Cultura

La fantascientifica “biopulitura” della Sagrestia Nuova di Michelangelo, in un libro la storia del restauro

di Marco Ferri

La sera del 6 gennaio del 1537 il Duca di Firenze, Alessandro de’ Medici, fu trovato morto nella sua camera, a Palazzo Medici Riccardi di Firenze, con la gola recisa. Il suo corpo non fu imbalsamato ma, secondo alcune fonti, fu subito gettato nel cassone della vicina Sagrestia Nuova del complesso monumentale di San Lorenzo, sormontato dalle sculture raffiguranti il Crepuscolo e l’Aurora, opera di Michelangelo Buonarroti. Purtroppo la decomposizione del cadavere fu assorbita dal marmo dell’arca, le cui superfici inferiori si coprirono di macchie scure sin da subito, come testimonia un testo del 1552.

[Elenco di origine]
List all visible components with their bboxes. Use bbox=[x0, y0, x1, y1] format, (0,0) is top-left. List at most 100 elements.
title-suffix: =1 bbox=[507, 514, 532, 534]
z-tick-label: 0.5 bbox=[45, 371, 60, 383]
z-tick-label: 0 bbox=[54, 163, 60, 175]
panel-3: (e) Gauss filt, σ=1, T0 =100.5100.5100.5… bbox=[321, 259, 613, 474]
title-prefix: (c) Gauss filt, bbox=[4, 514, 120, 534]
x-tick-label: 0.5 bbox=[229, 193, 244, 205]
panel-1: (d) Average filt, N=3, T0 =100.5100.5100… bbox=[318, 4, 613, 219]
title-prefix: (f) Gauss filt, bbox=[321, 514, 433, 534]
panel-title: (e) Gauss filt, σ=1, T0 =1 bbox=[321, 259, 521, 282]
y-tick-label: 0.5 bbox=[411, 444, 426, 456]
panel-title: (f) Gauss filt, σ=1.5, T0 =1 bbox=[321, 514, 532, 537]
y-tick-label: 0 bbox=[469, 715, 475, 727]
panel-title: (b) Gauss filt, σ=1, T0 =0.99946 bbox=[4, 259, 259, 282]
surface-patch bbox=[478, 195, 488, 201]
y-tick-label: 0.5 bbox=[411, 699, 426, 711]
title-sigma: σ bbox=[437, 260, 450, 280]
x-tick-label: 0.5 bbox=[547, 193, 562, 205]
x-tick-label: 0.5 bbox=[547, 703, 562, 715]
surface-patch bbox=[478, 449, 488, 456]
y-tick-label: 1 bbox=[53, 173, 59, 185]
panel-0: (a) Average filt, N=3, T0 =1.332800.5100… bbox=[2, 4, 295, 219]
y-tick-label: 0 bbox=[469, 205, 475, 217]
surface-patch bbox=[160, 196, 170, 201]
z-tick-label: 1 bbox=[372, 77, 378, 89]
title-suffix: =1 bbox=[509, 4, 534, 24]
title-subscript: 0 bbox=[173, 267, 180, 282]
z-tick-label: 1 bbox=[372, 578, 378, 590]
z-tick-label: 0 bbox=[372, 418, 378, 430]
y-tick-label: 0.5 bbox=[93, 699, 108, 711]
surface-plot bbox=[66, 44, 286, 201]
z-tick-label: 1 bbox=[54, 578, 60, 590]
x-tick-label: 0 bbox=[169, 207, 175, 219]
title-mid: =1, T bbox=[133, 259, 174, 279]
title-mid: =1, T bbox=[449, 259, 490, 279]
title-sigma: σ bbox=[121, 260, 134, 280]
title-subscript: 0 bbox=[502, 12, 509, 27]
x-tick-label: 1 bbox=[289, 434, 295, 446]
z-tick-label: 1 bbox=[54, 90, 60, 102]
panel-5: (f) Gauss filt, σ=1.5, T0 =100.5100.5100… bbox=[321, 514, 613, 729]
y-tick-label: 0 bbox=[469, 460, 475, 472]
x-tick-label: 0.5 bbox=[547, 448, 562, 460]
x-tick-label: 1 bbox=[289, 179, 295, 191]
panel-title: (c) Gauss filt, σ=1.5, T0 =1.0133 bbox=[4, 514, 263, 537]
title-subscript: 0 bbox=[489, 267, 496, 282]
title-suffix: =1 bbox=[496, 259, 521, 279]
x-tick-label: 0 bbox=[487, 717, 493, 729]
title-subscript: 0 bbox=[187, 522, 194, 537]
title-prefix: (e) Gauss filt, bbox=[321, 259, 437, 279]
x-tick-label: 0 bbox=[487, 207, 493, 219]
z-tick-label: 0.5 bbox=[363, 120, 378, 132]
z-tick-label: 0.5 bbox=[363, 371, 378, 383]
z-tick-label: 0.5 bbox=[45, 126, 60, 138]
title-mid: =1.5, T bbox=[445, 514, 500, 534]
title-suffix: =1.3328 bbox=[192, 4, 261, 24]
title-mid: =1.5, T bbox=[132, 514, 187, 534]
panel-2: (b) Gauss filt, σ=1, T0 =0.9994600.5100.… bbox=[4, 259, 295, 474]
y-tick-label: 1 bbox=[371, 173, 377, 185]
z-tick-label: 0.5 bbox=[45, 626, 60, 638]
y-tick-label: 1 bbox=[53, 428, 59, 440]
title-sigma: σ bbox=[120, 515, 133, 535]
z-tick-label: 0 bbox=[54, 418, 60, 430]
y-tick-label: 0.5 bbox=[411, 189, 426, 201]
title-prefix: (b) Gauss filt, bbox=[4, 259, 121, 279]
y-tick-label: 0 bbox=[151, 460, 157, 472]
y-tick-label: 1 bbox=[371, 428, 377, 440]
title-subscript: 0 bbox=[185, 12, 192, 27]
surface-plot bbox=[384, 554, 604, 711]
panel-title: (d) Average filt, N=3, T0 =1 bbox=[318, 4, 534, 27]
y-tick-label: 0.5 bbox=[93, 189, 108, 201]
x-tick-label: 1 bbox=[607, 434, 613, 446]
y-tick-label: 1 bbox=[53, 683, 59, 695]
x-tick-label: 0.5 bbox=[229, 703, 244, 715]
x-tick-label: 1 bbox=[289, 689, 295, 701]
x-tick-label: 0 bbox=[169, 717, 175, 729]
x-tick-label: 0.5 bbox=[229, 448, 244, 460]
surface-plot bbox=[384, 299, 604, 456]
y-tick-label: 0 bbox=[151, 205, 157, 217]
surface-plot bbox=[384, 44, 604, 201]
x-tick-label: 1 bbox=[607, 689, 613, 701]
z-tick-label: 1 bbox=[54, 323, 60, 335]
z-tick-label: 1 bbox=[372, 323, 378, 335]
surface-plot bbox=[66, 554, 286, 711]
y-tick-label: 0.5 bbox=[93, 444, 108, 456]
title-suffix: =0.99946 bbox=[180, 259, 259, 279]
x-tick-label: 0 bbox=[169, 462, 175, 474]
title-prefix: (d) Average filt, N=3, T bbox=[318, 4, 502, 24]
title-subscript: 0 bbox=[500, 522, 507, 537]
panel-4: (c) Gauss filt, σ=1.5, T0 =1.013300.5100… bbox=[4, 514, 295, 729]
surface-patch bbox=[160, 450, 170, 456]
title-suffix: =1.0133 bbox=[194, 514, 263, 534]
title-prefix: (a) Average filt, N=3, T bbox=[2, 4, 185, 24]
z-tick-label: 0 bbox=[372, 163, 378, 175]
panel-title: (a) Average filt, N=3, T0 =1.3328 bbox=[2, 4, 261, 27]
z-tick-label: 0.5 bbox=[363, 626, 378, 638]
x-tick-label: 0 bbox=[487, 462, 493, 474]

COMPITO DA SVOLGERE:
Puoi ricopiare senza modifiche il passo dell'articolo sulla Sagrestia Nuova da "La sera del" a "testo del 1552."? L'elenco non ha alcun legame con l'articolo.

SOLUZIONE DEL PROBLEMA:
La sera del 6 gennaio del 1537 il Duca di Firenze, Alessandro de’ Medici, fu trovato morto nella sua camera, a Palazzo Medici Riccardi di Firenze, con la gola recisa. Il suo corpo non fu imbalsamato ma, secondo alcune fonti, fu subito gettato nel cassone della vicina Sagrestia Nuova del complesso monumentale di San Lorenzo, sormontato dalle sculture raffiguranti il Crepuscolo e l’Aurora, opera di Michelangelo Buonarroti. Purtroppo la decomposizione del cadavere fu assorbita dal marmo dell’arca, le cui superfici inferiori si coprirono di macchie scure sin da subito, come testimonia un testo del 1552.